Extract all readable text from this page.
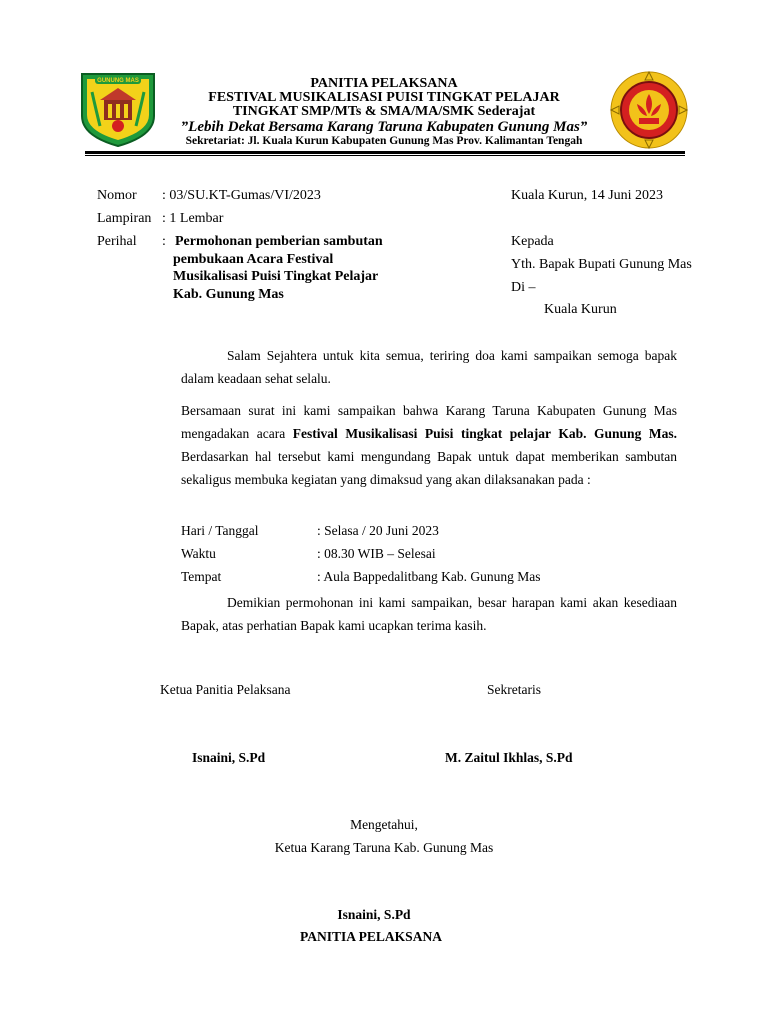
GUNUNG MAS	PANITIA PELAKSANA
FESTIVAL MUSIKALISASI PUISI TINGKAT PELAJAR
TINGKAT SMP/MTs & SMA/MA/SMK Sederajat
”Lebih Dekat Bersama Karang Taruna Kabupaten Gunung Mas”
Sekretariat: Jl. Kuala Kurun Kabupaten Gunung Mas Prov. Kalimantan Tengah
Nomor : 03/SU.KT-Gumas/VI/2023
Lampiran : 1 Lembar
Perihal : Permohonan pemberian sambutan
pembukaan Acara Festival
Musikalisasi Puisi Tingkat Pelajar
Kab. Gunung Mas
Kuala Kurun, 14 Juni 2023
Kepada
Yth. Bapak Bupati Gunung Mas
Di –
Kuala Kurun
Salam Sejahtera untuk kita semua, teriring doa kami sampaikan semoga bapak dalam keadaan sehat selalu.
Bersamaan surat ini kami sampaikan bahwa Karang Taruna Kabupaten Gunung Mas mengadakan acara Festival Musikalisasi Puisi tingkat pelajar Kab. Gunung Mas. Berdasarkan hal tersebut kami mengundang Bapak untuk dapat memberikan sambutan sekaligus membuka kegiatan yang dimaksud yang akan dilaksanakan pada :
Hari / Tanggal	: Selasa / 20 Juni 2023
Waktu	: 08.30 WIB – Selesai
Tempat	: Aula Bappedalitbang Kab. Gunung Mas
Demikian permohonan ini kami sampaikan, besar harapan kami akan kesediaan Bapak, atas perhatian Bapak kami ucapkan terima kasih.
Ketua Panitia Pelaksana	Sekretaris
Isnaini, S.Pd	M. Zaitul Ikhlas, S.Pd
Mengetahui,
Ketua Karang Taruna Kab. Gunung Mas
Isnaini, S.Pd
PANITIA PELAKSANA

◆ ◆ ◆ ◆ ◆

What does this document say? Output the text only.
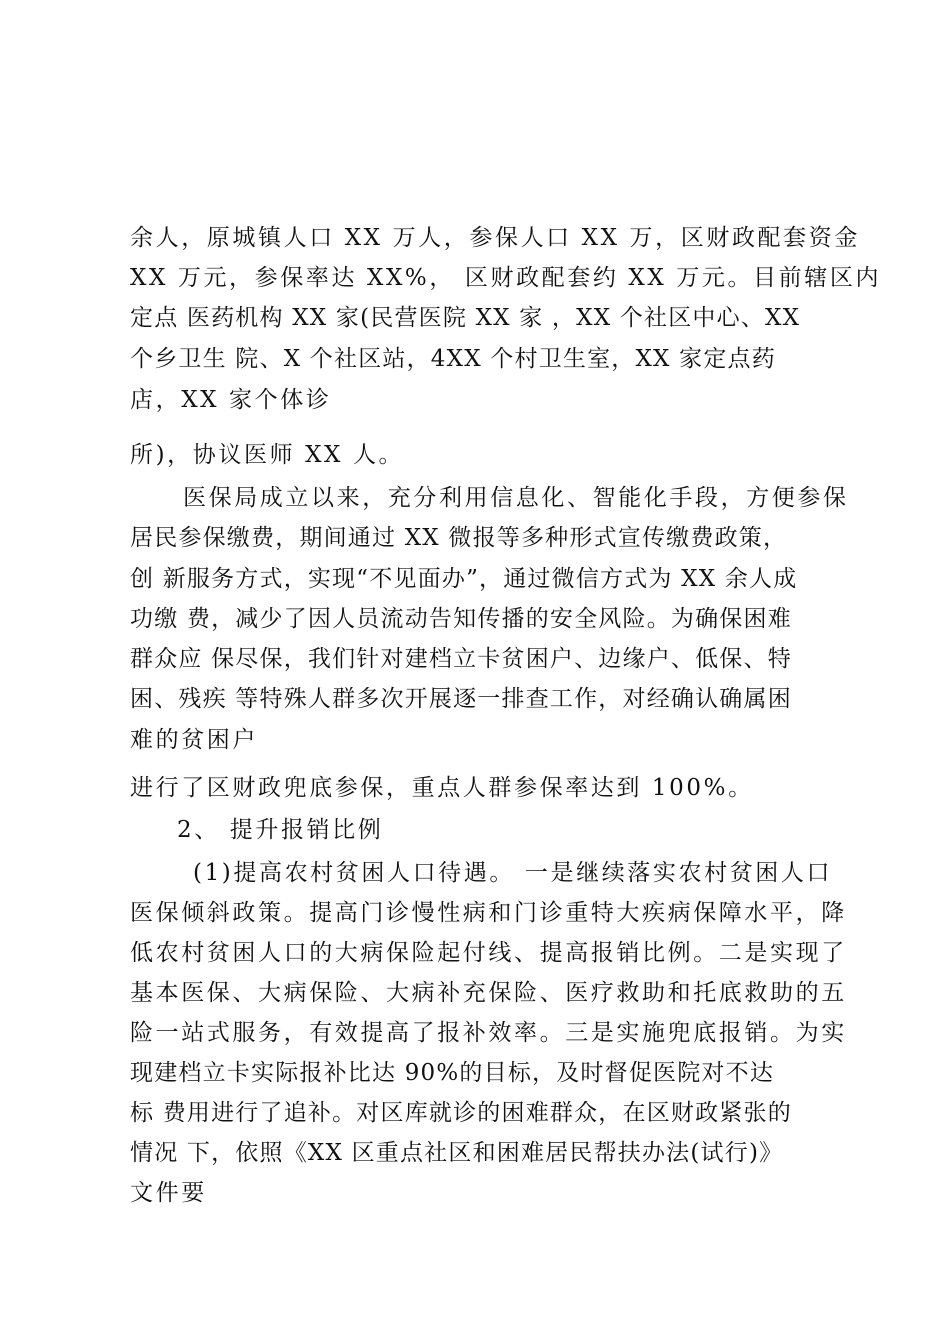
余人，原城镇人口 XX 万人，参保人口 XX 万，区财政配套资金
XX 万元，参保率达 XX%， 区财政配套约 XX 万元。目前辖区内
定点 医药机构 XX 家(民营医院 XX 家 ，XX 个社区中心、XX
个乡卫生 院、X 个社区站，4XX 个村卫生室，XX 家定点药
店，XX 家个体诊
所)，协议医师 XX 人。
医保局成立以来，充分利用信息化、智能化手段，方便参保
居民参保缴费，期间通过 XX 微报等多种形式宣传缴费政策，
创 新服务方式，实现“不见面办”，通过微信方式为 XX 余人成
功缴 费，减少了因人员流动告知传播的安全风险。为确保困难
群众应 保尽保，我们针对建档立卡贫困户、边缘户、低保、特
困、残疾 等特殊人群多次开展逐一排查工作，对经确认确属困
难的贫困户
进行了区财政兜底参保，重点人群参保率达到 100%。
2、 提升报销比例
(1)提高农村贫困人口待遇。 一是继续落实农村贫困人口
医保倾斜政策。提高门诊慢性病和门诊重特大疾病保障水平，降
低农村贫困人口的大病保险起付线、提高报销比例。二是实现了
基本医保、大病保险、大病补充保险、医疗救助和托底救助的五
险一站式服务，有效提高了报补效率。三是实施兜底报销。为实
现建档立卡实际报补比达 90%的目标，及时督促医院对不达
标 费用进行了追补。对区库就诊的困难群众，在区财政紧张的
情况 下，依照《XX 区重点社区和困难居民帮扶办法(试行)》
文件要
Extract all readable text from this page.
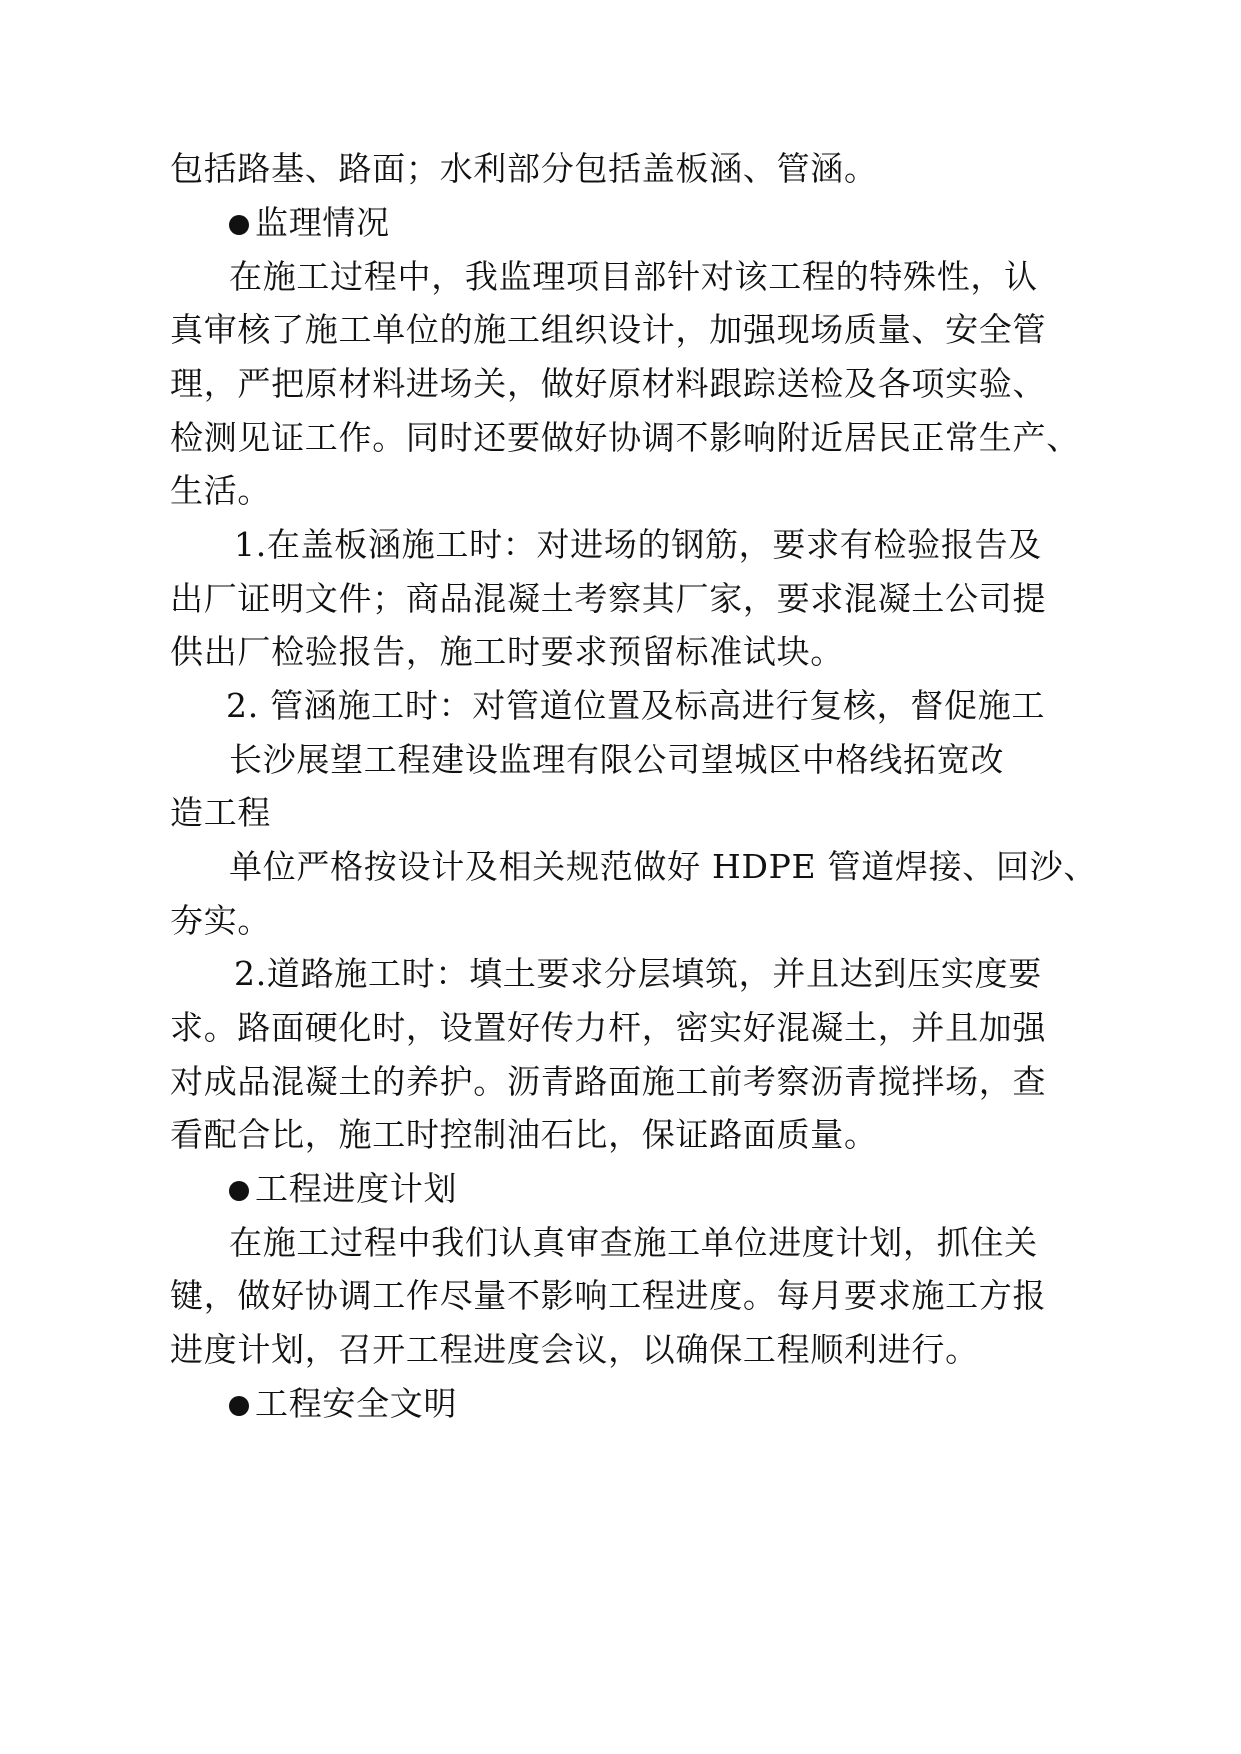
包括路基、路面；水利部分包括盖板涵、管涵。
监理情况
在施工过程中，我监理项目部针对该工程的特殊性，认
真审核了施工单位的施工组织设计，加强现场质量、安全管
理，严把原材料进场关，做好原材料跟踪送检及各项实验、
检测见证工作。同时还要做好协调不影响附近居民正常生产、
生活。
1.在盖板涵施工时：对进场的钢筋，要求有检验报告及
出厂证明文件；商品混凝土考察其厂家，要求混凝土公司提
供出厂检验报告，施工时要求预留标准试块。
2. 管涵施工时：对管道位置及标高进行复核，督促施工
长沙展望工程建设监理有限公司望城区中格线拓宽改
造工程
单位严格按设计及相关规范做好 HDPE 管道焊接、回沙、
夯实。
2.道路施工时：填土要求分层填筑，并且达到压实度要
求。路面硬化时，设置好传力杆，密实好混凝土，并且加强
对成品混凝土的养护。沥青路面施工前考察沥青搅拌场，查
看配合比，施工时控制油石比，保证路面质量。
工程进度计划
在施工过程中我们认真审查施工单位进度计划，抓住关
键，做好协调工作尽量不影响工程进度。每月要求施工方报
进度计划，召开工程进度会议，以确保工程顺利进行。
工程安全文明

◆ ◆ ◆ ◆ ◆

WHAT YOU NEED TO DO: Copy out each line of the entries that holds "Isnaini".

COMPLETED TASK:
Isnaini, S.Pd	M. Zaitul Ikhlas, S.Pd
Isnaini, S.Pd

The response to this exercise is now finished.